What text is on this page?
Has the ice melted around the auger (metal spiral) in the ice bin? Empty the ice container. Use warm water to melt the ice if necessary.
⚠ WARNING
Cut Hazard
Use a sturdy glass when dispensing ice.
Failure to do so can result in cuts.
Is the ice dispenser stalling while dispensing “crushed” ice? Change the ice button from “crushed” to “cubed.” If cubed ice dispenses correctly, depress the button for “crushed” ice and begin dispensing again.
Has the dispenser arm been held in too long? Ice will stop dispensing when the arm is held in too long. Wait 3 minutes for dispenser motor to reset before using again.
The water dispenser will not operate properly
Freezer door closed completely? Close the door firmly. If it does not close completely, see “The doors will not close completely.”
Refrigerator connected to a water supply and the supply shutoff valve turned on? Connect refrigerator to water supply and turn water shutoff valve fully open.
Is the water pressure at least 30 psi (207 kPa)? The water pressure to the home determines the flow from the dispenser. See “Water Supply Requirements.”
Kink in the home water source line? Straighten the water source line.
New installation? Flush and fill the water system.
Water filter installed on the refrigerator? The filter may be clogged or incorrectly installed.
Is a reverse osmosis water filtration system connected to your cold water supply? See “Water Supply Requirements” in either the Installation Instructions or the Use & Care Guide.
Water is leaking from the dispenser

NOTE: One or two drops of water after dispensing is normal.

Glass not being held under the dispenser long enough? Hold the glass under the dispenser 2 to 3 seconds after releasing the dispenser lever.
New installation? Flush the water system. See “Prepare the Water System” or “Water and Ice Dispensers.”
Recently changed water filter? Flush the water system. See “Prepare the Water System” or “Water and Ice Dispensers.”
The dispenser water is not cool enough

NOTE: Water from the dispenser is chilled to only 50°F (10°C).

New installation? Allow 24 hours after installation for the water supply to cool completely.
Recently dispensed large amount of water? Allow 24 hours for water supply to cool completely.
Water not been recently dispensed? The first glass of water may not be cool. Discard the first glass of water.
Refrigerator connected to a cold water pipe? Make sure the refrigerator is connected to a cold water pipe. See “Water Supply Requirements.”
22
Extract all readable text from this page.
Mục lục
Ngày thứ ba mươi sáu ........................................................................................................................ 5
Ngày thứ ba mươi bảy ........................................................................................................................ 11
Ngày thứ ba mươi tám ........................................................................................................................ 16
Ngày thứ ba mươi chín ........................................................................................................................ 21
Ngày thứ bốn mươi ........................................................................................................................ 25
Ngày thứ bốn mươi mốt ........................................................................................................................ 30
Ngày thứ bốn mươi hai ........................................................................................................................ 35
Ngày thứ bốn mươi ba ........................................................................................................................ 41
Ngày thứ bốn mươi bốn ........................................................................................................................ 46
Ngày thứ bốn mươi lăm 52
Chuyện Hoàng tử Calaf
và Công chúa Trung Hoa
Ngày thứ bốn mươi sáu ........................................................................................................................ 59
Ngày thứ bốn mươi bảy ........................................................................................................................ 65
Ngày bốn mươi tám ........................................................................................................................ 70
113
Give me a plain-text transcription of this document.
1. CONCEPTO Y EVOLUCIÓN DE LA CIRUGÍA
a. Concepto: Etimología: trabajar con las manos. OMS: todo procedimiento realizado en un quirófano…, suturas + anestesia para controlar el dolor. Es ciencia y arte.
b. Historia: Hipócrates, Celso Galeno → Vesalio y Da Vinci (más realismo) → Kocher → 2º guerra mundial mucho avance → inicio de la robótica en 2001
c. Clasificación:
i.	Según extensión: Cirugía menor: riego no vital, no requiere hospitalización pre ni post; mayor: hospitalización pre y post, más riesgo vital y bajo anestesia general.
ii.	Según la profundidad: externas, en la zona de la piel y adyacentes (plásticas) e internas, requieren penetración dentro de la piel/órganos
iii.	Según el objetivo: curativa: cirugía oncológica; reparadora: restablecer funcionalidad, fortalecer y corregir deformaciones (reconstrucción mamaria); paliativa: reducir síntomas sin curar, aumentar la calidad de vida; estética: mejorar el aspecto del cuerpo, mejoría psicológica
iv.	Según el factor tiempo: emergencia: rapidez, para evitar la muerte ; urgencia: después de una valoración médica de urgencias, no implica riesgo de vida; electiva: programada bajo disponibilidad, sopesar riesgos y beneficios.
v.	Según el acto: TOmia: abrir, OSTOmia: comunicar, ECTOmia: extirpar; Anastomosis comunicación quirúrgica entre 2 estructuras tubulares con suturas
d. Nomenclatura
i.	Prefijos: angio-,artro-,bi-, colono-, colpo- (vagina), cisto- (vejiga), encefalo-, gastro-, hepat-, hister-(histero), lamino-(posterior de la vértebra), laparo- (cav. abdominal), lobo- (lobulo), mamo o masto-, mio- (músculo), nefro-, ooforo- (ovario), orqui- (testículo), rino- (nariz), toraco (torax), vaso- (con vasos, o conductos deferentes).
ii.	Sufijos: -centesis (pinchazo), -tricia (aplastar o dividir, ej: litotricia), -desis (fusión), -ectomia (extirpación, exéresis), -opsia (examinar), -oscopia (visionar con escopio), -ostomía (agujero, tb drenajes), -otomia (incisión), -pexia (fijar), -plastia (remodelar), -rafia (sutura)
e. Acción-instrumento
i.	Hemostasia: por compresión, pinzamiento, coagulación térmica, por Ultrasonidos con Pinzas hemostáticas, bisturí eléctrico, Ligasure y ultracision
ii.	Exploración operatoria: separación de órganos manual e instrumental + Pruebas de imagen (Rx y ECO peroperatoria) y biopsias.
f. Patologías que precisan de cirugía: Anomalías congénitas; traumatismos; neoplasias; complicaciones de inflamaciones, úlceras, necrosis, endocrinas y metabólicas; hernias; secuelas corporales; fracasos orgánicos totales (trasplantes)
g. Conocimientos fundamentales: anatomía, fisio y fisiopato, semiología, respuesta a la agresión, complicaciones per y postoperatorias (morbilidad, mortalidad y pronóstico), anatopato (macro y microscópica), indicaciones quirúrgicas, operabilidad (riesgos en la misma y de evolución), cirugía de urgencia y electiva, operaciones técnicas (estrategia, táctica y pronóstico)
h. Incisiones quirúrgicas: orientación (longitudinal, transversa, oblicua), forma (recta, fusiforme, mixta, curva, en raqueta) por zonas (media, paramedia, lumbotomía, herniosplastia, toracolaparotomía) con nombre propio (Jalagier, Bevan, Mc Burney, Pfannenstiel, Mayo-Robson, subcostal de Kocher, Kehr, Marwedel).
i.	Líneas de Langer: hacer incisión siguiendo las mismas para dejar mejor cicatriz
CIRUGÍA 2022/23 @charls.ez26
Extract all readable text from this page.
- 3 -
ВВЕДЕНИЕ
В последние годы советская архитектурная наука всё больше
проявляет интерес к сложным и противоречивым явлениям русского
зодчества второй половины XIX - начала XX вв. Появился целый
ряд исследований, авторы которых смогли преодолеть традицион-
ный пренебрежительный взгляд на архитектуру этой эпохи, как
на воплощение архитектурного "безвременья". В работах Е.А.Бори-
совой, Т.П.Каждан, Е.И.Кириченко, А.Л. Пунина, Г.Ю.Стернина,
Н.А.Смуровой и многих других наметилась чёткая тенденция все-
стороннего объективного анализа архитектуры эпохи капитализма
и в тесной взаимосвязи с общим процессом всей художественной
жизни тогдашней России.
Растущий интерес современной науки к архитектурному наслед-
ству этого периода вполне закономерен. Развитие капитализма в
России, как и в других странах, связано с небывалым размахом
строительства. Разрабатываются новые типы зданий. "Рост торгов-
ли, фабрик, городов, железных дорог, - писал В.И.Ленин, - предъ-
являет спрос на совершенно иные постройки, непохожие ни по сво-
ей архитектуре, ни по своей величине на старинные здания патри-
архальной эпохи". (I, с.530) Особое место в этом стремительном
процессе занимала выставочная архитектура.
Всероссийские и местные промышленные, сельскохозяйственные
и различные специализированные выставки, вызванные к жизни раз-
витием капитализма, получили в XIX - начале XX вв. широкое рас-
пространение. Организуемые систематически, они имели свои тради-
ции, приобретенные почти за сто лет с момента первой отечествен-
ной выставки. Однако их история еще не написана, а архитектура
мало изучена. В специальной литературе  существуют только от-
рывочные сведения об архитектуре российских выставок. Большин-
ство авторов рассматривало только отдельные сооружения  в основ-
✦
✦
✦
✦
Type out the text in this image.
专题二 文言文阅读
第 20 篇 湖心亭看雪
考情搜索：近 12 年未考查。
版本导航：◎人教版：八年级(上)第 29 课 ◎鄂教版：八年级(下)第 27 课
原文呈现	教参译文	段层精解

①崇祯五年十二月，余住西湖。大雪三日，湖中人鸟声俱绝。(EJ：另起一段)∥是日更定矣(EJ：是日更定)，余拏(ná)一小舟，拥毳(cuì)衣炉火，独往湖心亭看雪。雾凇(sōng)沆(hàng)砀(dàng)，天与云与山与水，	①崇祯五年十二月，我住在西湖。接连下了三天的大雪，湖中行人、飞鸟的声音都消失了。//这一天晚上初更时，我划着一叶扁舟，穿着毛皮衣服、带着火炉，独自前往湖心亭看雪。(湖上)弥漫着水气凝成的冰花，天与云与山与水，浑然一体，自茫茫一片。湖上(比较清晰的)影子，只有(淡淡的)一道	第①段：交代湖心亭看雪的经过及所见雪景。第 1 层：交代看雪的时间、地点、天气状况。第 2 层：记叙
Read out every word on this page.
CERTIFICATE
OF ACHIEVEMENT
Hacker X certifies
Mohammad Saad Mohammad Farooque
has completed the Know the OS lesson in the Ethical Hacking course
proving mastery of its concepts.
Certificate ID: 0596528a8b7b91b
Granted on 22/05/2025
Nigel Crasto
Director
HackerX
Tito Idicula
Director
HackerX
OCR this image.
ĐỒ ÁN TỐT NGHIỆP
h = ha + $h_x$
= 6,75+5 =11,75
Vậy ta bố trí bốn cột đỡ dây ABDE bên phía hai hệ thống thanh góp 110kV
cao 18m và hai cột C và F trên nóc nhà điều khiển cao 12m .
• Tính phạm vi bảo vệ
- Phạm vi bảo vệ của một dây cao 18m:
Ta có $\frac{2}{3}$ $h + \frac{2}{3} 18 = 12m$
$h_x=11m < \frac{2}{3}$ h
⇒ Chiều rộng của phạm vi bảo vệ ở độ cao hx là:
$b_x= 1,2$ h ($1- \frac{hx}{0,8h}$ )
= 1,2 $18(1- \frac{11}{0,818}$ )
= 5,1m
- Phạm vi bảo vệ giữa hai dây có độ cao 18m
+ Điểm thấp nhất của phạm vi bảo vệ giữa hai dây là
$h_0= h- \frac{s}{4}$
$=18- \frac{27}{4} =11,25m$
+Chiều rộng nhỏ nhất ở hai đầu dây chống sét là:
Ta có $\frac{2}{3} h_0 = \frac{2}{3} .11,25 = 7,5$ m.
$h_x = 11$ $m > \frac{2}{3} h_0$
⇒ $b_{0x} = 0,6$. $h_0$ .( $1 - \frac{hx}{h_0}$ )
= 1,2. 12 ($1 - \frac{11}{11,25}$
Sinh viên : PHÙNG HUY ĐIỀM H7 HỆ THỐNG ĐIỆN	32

- [Instructions for the task]:
Wherever the string "только" appears in the entries above, list that line.

- [Answer in full]:
мало изучена. В специальной литературе  существуют только от-
ство авторов рассматривало только отдельные сооружения  в основ-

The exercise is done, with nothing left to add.